What is needed:
Copy the data exactly; pictures stay out of the copy.

(Extracted records)
____
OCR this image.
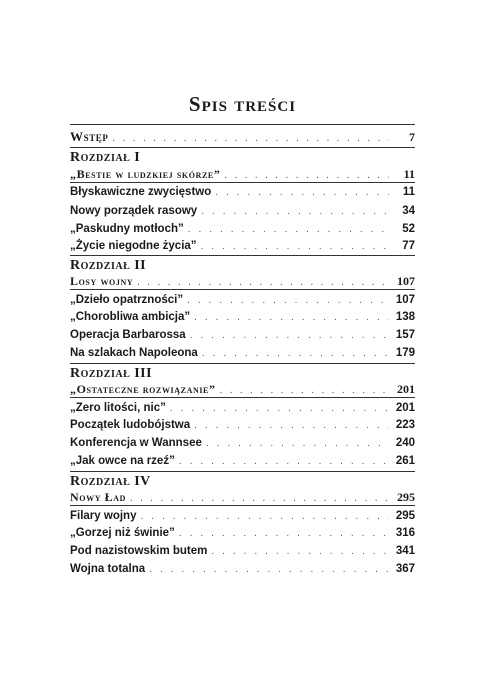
Spis treści
Wstęp . . .	7
Rozdział I
„Bestie w ludzkiej skórze” . . .	11
Błyskawiczne zwycięstwo . . .	11
Nowy porządek rasowy . . .	34
„Paskudny motłoch” . . .	52
„Życie niegodne życia” . . .	77
Rozdział II
Losy wojny . . .	107
„Dzieło opatrzności” . . .	107
„Chorobliwa ambicja” . . .	138
Operacja Barbarossa . . .	157
Na szlakach Napoleona . . .	179
Rozdział III
„Ostateczne rozwiązanie” . . .	201
„Zero litości, nic” . . .	201
Początek ludobójstwa . . .	223
Konferencja w Wannsee . . .	240
„Jak owce na rzeź” . . .	261
Rozdział IV
Nowy Ład . . .	295
Filary wojny . . .	295
„Gorzej niż świnie” . . .	316
Pod nazistowskim butem . . .	341
Wojna totalna . . .	367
____
Exercise answer:
OCR this image.
Spis treści
Wstęp . . .	7
Rozdział I
„Bestie w ludzkiej skórze” . . .	11
Błyskawiczne zwycięstwo . . .	11
Nowy porządek rasowy . . .	34
„Paskudny motłoch” . . .	52
„Życie niegodne życia” . . .	77
Rozdział II
Losy wojny . . .	107
„Dzieło opatrzności” . . .	107
„Chorobliwa ambicja” . . .	138
Operacja Barbarossa . . .	157
Na szlakach Napoleona . . .	179
Rozdział III
„Ostateczne rozwiązanie” . . .	201
„Zero litości, nic” . . .	201
Początek ludobójstwa . . .	223
Konferencja w Wannsee . . .	240
„Jak owce na rzeź” . . .	261
Rozdział IV
Nowy Ład . . .	295
Filary wojny . . .	295
„Gorzej niż świnie” . . .	316
Pod nazistowskim butem . . .	341
Wojna totalna . . .	367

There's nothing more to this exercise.